→ Exercise prompt:
Look through the lines below and extract each one that contains "loss".
— start Given records —
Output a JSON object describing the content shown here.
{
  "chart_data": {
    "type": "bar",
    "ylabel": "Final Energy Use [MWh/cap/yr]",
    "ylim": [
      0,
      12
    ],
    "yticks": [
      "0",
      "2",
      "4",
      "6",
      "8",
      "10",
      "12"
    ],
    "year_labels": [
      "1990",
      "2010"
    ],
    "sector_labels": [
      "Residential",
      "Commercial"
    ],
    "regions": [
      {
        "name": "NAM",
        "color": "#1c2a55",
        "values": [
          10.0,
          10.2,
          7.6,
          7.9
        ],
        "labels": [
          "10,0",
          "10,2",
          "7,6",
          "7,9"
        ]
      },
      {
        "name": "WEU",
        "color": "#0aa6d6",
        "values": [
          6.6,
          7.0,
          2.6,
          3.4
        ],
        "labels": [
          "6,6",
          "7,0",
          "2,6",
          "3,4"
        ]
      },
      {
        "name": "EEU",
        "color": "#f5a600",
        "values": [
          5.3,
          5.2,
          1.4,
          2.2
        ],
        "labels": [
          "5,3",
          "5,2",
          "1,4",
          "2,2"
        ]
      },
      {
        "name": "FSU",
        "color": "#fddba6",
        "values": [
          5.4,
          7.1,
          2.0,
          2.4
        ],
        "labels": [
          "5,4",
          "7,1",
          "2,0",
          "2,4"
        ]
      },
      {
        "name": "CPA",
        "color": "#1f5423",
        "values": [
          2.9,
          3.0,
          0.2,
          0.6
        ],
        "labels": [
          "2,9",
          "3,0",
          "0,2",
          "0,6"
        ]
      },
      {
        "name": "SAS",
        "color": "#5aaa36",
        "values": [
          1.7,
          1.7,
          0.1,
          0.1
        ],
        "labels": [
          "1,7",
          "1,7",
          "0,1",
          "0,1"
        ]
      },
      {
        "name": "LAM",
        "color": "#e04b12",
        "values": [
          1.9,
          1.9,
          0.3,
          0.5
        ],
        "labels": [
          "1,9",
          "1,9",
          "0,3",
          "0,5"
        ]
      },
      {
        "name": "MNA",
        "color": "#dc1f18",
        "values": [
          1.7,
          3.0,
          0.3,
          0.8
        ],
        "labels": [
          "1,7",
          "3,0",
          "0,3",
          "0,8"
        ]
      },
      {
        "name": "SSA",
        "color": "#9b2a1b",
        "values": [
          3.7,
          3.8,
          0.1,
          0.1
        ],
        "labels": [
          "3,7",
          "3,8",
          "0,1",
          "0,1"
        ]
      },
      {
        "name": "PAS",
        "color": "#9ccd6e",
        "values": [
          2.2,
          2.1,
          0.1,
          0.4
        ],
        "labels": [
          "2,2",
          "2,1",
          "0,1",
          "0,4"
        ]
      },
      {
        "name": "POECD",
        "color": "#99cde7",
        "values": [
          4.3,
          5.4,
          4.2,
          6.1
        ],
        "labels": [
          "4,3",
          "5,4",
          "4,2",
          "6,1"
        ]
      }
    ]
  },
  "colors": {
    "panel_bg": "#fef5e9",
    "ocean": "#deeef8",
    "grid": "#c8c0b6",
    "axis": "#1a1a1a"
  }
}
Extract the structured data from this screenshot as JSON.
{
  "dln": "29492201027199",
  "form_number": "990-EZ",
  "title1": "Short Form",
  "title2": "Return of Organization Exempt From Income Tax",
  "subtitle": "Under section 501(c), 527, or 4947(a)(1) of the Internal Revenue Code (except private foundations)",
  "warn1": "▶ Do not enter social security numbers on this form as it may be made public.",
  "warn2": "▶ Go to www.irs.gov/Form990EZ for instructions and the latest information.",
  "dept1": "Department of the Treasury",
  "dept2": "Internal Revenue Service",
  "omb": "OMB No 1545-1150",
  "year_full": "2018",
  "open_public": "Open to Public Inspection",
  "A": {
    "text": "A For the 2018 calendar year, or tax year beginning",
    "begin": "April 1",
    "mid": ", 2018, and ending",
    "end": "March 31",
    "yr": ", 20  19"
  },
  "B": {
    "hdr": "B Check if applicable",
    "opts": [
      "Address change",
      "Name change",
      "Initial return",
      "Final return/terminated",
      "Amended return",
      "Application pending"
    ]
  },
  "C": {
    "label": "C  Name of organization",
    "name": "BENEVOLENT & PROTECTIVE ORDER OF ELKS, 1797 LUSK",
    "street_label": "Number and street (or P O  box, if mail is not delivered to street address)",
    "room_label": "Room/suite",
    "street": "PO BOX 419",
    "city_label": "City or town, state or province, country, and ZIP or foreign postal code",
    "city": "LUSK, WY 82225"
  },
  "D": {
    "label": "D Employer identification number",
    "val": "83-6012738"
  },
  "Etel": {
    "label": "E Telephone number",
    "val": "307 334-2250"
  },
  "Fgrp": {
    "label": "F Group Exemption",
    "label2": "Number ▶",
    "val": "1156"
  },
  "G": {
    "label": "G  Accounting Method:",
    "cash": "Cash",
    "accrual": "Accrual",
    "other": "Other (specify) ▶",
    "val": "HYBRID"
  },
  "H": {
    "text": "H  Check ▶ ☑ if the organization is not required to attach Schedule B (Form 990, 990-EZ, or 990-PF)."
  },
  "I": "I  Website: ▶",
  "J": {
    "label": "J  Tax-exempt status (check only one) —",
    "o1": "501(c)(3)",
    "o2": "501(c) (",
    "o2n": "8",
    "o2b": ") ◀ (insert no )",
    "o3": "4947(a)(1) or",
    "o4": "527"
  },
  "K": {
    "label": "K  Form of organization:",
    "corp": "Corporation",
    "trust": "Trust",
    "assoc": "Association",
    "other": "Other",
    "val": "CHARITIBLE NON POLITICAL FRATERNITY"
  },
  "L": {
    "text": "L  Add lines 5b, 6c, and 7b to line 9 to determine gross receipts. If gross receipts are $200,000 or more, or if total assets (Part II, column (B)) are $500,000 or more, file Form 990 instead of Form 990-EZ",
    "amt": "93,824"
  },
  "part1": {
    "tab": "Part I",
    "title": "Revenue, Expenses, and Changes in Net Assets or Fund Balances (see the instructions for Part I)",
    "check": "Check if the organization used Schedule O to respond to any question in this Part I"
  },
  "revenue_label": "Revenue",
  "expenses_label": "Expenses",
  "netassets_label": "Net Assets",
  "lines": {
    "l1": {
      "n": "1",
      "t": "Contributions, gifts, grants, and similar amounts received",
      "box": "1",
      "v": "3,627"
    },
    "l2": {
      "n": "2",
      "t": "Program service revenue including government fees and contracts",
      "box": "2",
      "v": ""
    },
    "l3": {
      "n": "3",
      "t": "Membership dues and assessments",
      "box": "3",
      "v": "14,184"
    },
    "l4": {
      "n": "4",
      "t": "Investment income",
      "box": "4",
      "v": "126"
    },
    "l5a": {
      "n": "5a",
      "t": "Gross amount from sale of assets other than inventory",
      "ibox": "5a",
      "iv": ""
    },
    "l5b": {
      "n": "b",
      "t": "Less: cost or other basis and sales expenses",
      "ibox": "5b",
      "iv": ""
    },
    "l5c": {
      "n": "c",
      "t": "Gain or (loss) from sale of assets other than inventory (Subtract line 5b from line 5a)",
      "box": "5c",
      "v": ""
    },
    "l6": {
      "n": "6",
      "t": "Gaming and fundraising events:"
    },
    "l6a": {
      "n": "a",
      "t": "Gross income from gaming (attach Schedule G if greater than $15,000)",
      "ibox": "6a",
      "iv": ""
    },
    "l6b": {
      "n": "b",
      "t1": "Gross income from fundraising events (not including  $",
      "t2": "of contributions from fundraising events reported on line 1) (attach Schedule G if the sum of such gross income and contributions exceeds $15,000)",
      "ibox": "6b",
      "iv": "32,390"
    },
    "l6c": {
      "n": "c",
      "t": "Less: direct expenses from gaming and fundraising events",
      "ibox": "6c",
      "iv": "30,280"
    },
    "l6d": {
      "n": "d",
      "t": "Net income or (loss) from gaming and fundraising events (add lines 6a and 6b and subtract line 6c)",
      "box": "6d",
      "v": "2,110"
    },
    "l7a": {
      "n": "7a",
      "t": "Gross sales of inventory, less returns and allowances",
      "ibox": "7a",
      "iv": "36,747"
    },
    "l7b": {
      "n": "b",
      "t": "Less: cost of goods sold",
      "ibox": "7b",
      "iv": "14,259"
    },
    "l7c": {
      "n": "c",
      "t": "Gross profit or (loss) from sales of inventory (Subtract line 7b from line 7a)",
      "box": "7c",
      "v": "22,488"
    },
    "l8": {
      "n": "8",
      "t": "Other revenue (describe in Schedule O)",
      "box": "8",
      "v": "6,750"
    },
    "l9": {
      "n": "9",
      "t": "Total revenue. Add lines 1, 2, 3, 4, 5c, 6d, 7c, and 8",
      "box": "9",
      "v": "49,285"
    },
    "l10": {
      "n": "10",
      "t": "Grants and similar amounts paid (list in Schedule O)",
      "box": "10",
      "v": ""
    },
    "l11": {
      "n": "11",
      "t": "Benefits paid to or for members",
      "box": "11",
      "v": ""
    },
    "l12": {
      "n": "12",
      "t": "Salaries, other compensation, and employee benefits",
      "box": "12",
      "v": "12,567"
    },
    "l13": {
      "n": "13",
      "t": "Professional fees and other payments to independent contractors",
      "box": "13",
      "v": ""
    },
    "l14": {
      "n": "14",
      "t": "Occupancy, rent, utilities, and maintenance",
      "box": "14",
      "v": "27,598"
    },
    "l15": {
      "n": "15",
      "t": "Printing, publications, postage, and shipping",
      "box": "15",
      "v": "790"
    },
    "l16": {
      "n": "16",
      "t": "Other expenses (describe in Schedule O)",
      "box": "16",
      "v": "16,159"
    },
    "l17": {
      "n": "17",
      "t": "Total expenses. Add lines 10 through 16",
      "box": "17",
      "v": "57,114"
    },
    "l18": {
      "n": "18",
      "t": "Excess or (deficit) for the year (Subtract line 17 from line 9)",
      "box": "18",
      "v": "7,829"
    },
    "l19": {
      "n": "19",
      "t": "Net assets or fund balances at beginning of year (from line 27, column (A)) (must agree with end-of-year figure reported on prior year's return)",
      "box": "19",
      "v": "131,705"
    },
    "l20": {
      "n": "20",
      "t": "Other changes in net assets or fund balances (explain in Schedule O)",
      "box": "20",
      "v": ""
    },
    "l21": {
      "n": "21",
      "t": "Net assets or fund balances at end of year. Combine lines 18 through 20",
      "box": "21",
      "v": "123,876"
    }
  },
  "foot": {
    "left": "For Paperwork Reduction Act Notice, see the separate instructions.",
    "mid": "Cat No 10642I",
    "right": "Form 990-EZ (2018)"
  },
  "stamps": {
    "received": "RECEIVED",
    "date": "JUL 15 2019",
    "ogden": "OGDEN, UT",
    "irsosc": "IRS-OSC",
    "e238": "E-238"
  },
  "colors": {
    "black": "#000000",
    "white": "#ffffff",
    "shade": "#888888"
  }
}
— end Given records —
→ Task answer:
      "t": "Gain or (loss) from sale of assets other than inventory (Subtract line 5b from line 5a)",
      "t": "Net income or (loss) from gaming and fundraising events (add lines 6a and 6b and subtract line 6c)",
      "t": "Gross profit or (loss) from sales of inventory (Subtract line 7b from line 7a)",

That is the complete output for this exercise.